EXERCISE =
What number of lines hold the word "нематодироза"? State that number and nothing besides.

DATA SUPPLIED =
>> begin
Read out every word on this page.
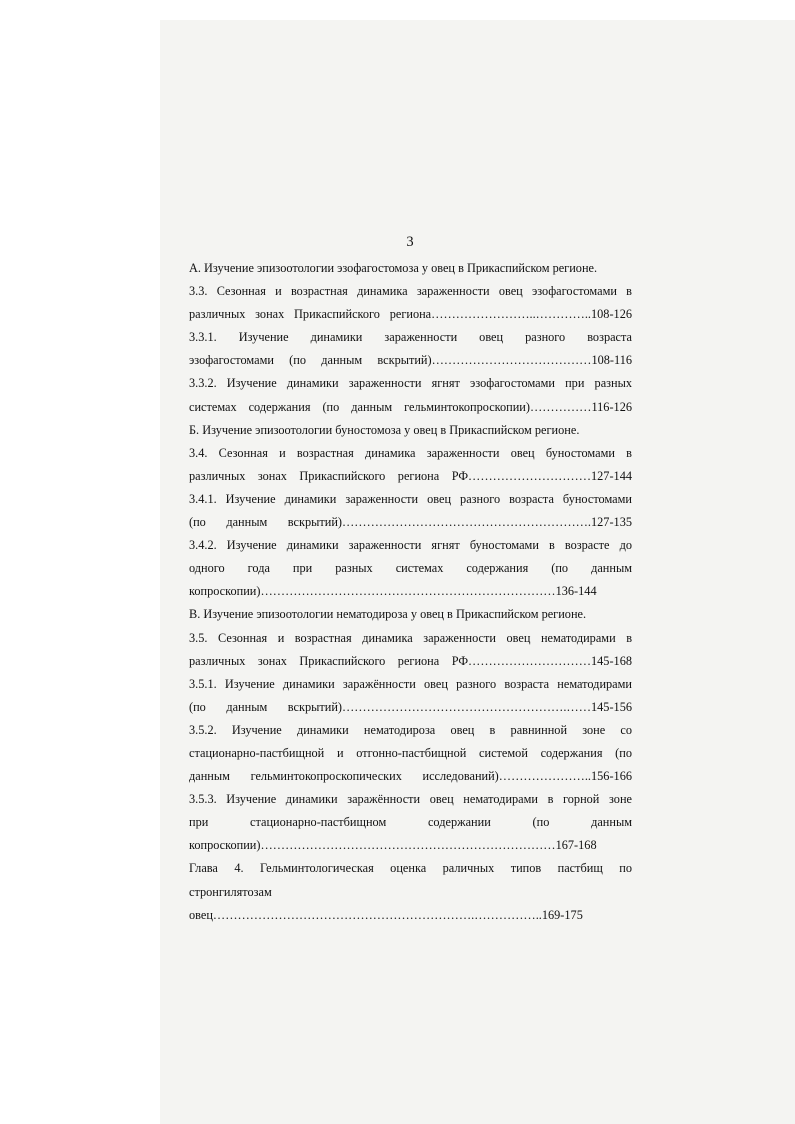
3
А. Изучение эпизоотологии эзофагостомоза у овец в Прикаспийском регионе.
3.3. Сезонная и возрастная динамика зараженности овец эзофагостомами в
различных зонах Прикаспийского региона……………………..…………..108-126
3.3.1. Изучение динамики зараженности овец разного возраста
эзофагостомами (по данным вскрытий)…………………………………108-116
3.3.2. Изучение динамики зараженности ягнят эзофагостомами при разных
системах содержания (по данным гельминтокопроскопии)……………116-126
Б. Изучение эпизоотологии буностомоза у овец в Прикаспийском регионе.
3.4. Сезонная и возрастная динамика зараженности овец буностомами в
различных зонах Прикаспийского региона РФ…………………………127-144
3.4.1. Изучение динамики зараженности овец разного возраста буностомами
(по данным вскрытий)…………………………………………………….127-135
3.4.2. Изучение динамики зараженности ягнят буностомами в возрасте до
одного года при разных системах содержания (по данным
копроскопии)………………………………………………………………136-144
В. Изучение эпизоотологии нематодироза у овец в Прикаспийском регионе.
3.5. Сезонная и возрастная динамика зараженности овец нематодирами в
различных зонах Прикаспийского региона РФ…………………………145-168
3.5.1. Изучение динамики заражённости овец разного возраста нематодирами
(по данным вскрытий)……………………………………………….……145-156
3.5.2. Изучение динамики нематодироза овец в равнинной зоне со
стационарно-пастбищной и отгонно-пастбищной системой содержания (по
данным гельминтокопроскопических исследований)…………………..156-166
3.5.3. Изучение динамики заражённости овец нематодирами в горной зоне
при стационарно-пастбищном содержании (по данным
копроскопии)………………………………………………………………167-168
Глава 4. Гельминтологическая оценка раличных типов пастбищ по
стронгилятозам
овец……………………………………………………….……………..169-175
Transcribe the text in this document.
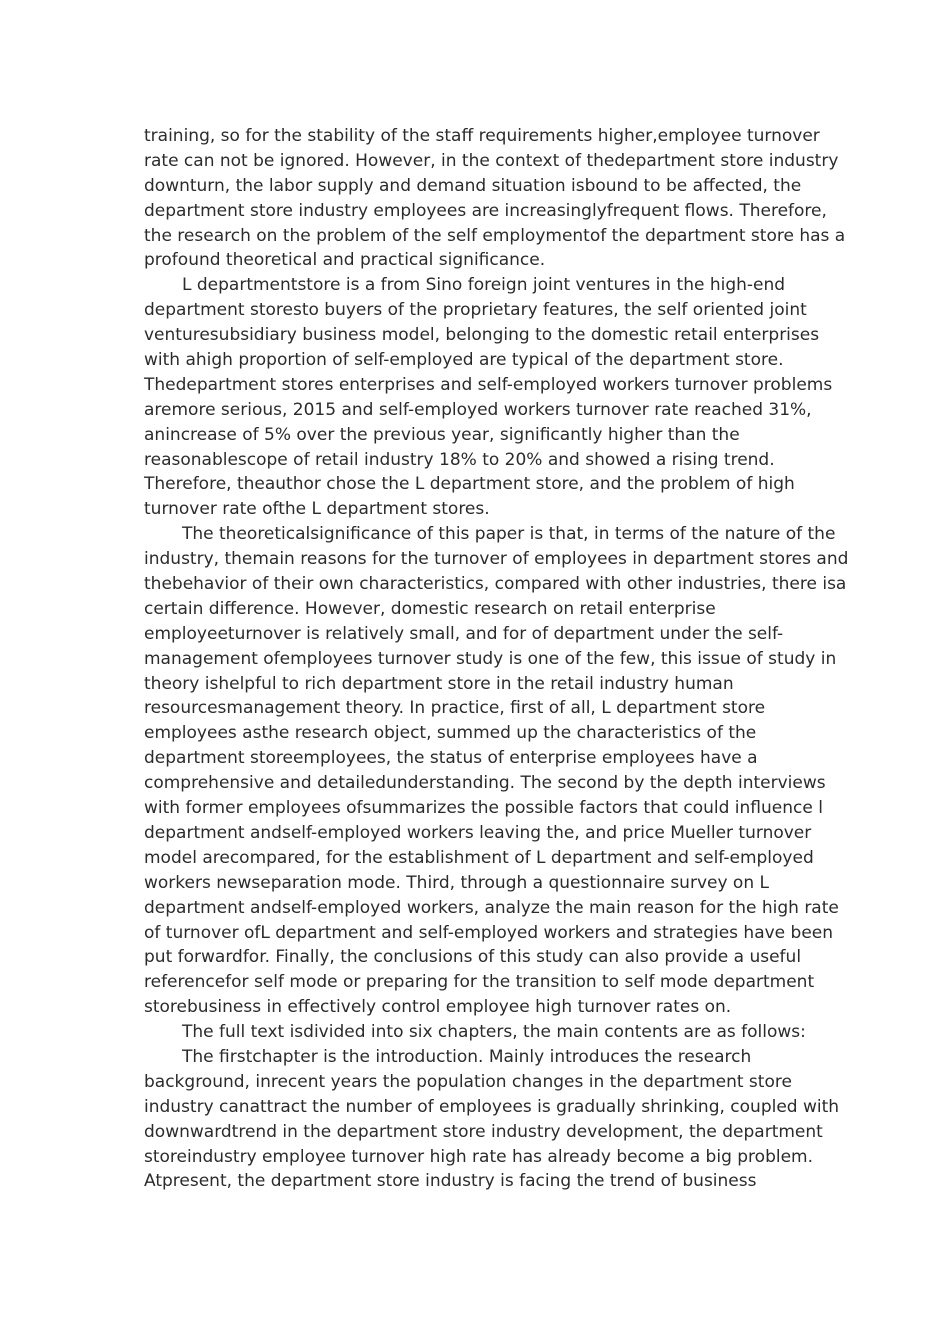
training, so for the stability of the staff requirements higher,employee turnover
rate can not be ignored. However, in the context of thedepartment store industry
downturn, the labor supply and demand situation isbound to be affected, the
department store industry employees are increasinglyfrequent flows. Therefore,
the research on the problem of the self employmentof the department store has a
profound theoretical and practical significance.
L departmentstore is a from Sino foreign joint ventures in the high-end
department storesto buyers of the proprietary features, the self oriented joint
venturesubsidiary business model, belonging to the domestic retail enterprises
with ahigh proportion of self-employed are typical of the department store.
Thedepartment stores enterprises and self-employed workers turnover problems
aremore serious, 2015 and self-employed workers turnover rate reached 31%,
anincrease of 5% over the previous year, significantly higher than the
reasonablescope of retail industry 18% to 20% and showed a rising trend.
Therefore, theauthor chose the L department store, and the problem of high
turnover rate ofthe L department stores.
The theoreticalsignificance of this paper is that, in terms of the nature of the
industry, themain reasons for the turnover of employees in department stores and
thebehavior of their own characteristics, compared with other industries, there isa
certain difference. However, domestic research on retail enterprise
employeeturnover is relatively small, and for of department under the self-
management ofemployees turnover study is one of the few, this issue of study in
theory ishelpful to rich department store in the retail industry human
resourcesmanagement theory. In practice, first of all, L department store
employees asthe research object, summed up the characteristics of the
department storeemployees, the status of enterprise employees have a
comprehensive and detailedunderstanding. The second by the depth interviews
with former employees ofsummarizes the possible factors that could influence l
department andself-employed workers leaving the, and price Mueller turnover
model arecompared, for the establishment of L department and self-employed
workers newseparation mode. Third, through a questionnaire survey on L
department andself-employed workers, analyze the main reason for the high rate
of turnover ofL department and self-employed workers and strategies have been
put forwardfor. Finally, the conclusions of this study can also provide a useful
referencefor self mode or preparing for the transition to self mode department
storebusiness in effectively control employee high turnover rates on.
The full text isdivided into six chapters, the main contents are as follows:
The firstchapter is the introduction. Mainly introduces the research
background, inrecent years the population changes in the department store
industry canattract the number of employees is gradually shrinking, coupled with
downwardtrend in the department store industry development, the department
storeindustry employee turnover high rate has already become a big problem.
Atpresent, the department store industry is facing the trend of business
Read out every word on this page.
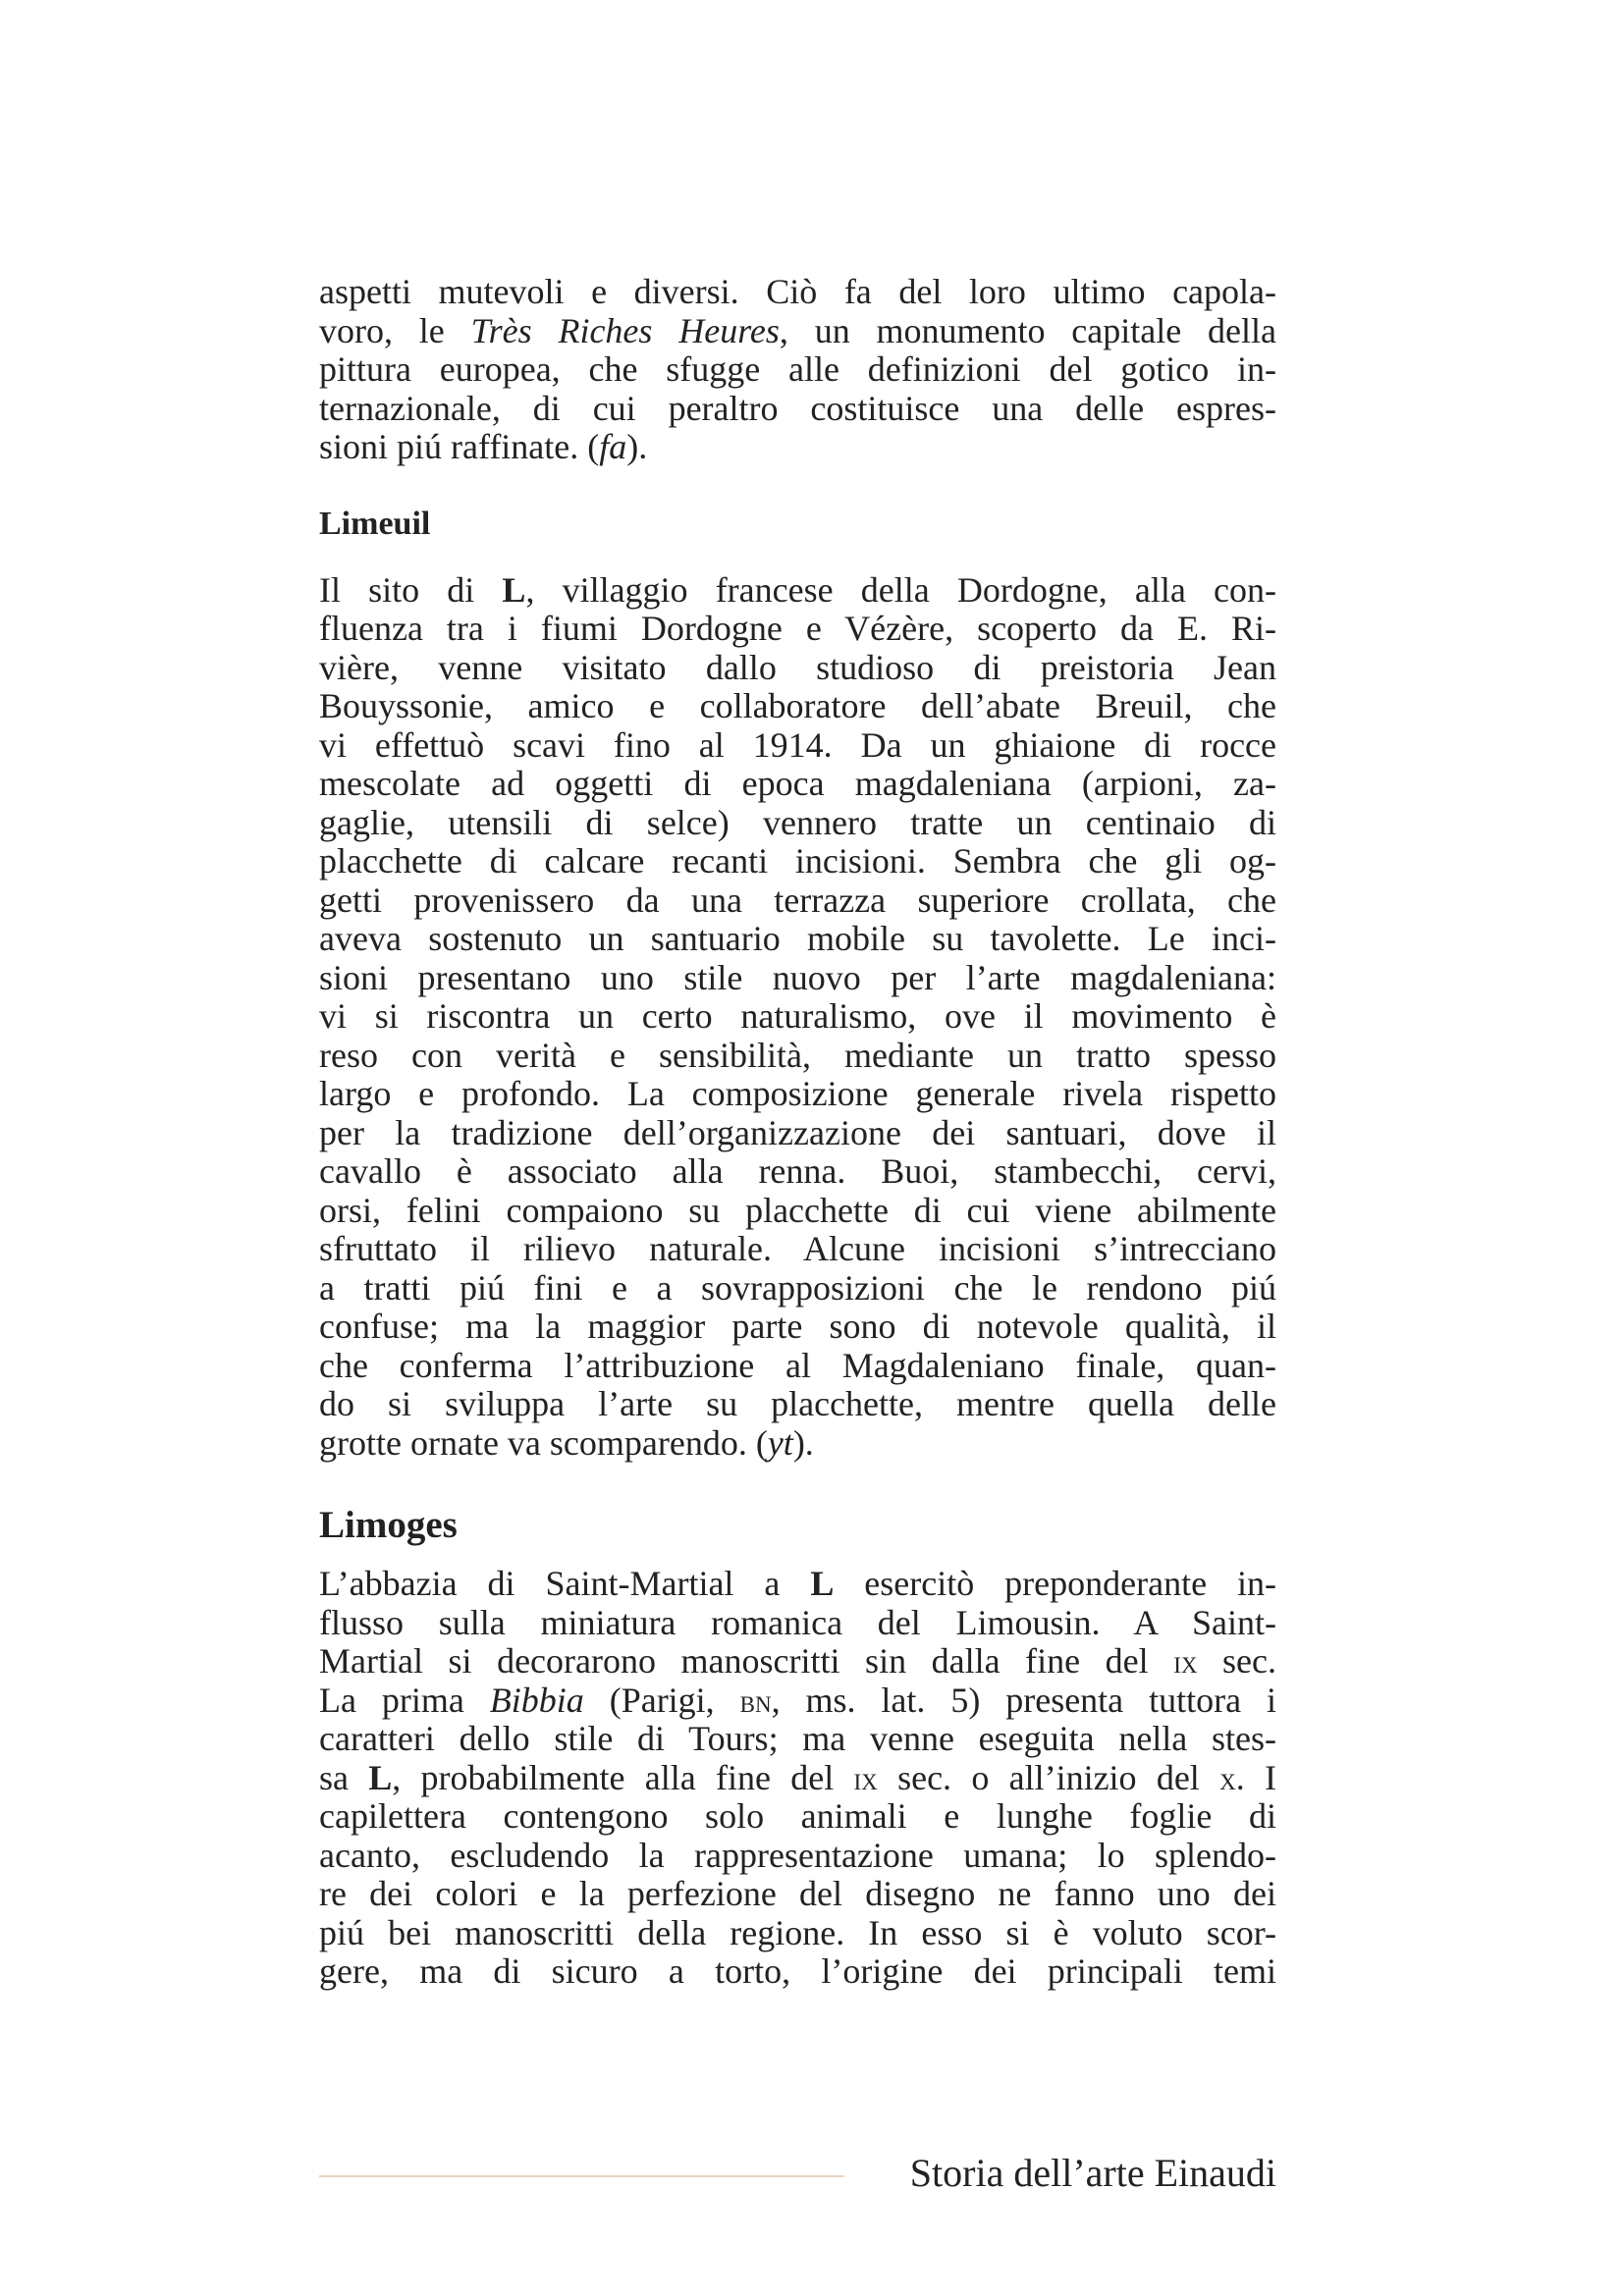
aspetti mutevoli e diversi. Ciò fa del loro ultimo capola-
voro, le Très Riches Heures, un monumento capitale della
pittura europea, che sfugge alle definizioni del gotico in-
ternazionale, di cui peraltro costituisce una delle espres-
sioni piú raffinate. (fa).
Limeuil
Il sito di L, villaggio francese della Dordogne, alla con-
fluenza tra i fiumi Dordogne e Vézère, scoperto da E. Ri-
vière, venne visitato dallo studioso di preistoria Jean
Bouyssonie, amico e collaboratore dell’abate Breuil, che
vi effettuò scavi fino al 1914. Da un ghiaione di rocce
mescolate ad oggetti di epoca magdaleniana (arpioni, za-
gaglie, utensili di selce) vennero tratte un centinaio di
placchette di calcare recanti incisioni. Sembra che gli og-
getti provenissero da una terrazza superiore crollata, che
aveva sostenuto un santuario mobile su tavolette. Le inci-
sioni presentano uno stile nuovo per l’arte magdaleniana:
vi si riscontra un certo naturalismo, ove il movimento è
reso con verità e sensibilità, mediante un tratto spesso
largo e profondo. La composizione generale rivela rispetto
per la tradizione dell’organizzazione dei santuari, dove il
cavallo è associato alla renna. Buoi, stambecchi, cervi,
orsi, felini compaiono su placchette di cui viene abilmente
sfruttato il rilievo naturale. Alcune incisioni s’intrecciano
a tratti piú fini e a sovrapposizioni che le rendono piú
confuse; ma la maggior parte sono di notevole qualità, il
che conferma l’attribuzione al Magdaleniano finale, quan-
do si sviluppa l’arte su placchette, mentre quella delle
grotte ornate va scomparendo. (yt).
Limoges
L’abbazia di Saint-Martial a L esercitò preponderante in-
flusso sulla miniatura romanica del Limousin. A Saint-
Martial si decorarono manoscritti sin dalla fine del ix sec.
La prima Bibbia (Parigi, bn, ms. lat. 5) presenta tuttora i
caratteri dello stile di Tours; ma venne eseguita nella stes-
sa L, probabilmente alla fine del ix sec. o all’inizio del x. I
capilettera contengono solo animali e lunghe foglie di
acanto, escludendo la rappresentazione umana; lo splendo-
re dei colori e la perfezione del disegno ne fanno uno dei
piú bei manoscritti della regione. In esso si è voluto scor-
gere, ma di sicuro a torto, l’origine dei principali temi
Storia dell’arte Einaudi
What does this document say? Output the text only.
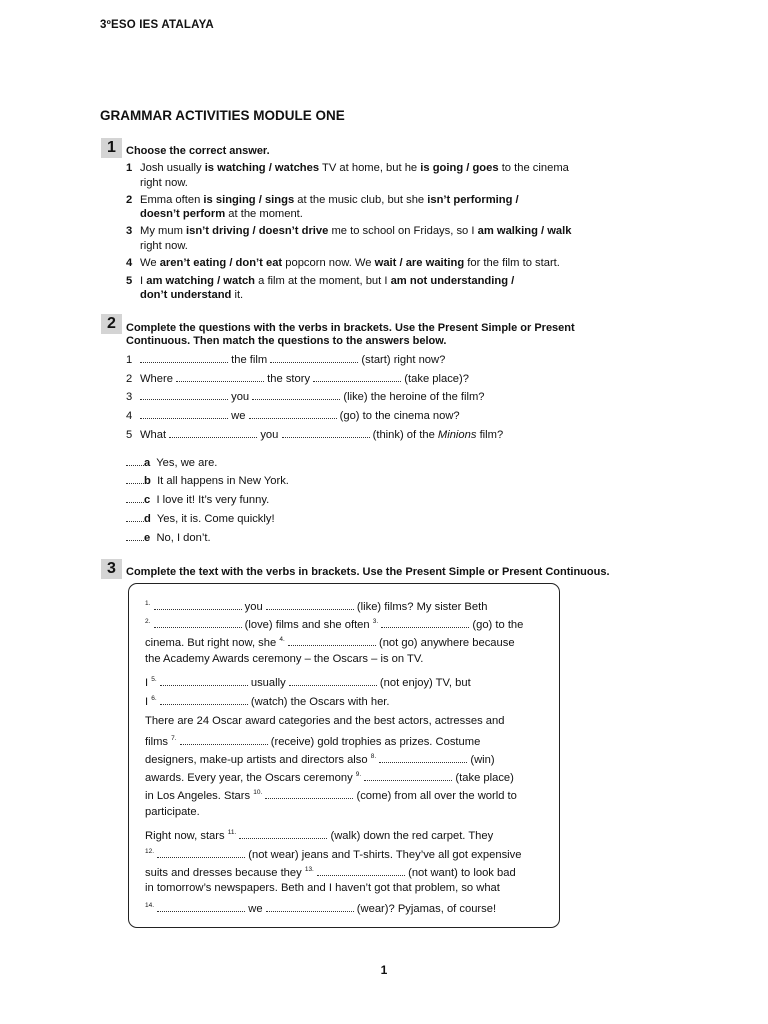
3ºESO IES ATALAYA
GRAMMAR ACTIVITIES MODULE ONE
1 Choose the correct answer.
1 Josh usually is watching / watches TV at home, but he is going / goes to the cinema
right now.
2 Emma often is singing / sings at the music club, but she isn’t performing /
doesn’t perform at the moment.
3 My mum isn’t driving / doesn’t drive me to school on Fridays, so I am walking / walk
right now.
4 We aren’t eating / don’t eat popcorn now. We wait / are waiting for the film to start.
5 I am watching / watch a film at the moment, but I am not understanding /
don’t understand it.
2 Complete the questions with the verbs in brackets. Use the Present Simple or Present
Continuous. Then match the questions to the answers below.
1	the film	(start) right now?
2 Where	the story	(take place)?
3	you	(like) the heroine of the film?
4	we	(go) to the cinema now?
5 What	you	(think) of the Minions film?
a Yes, we are.
b It all happens in New York.
c I love it! It’s very funny.
d Yes, it is. Come quickly!
e No, I don’t.
3 Complete the text with the verbs in brackets. Use the Present Simple or Present Continuous.
$^{1.}$	you	(like) films? My sister Beth
$^{2.}$	(love) films and she often $^{3.}$	(go) to the
cinema. But right now, she $^{4.}$	(not go) anywhere because
the Academy Awards ceremony – the Oscars – is on TV.
I $^{5.}$	usually	(not enjoy) TV, but
I $^{6.}$	(watch) the Oscars with her.
There are 24 Oscar award categories and the best actors, actresses and
films $^{7.}$	(receive) gold trophies as prizes. Costume
designers, make-up artists and directors also $^{8.}$	(win)
awards. Every year, the Oscars ceremony $^{9.}$	(take place)
in Los Angeles. Stars $^{10.}$	(come) from all over the world to
participate.
Right now, stars $^{11.}$	(walk) down the red carpet. They
$^{12.}$	(not wear) jeans and T-shirts. They’ve all got expensive
suits and dresses because they $^{13.}$	(not want) to look bad
in tomorrow’s newspapers. Beth and I haven’t got that problem, so what
$^{14.}$	we	(wear)? Pyjamas, of course!
1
>> end
ANSWER TO THE TASK =
2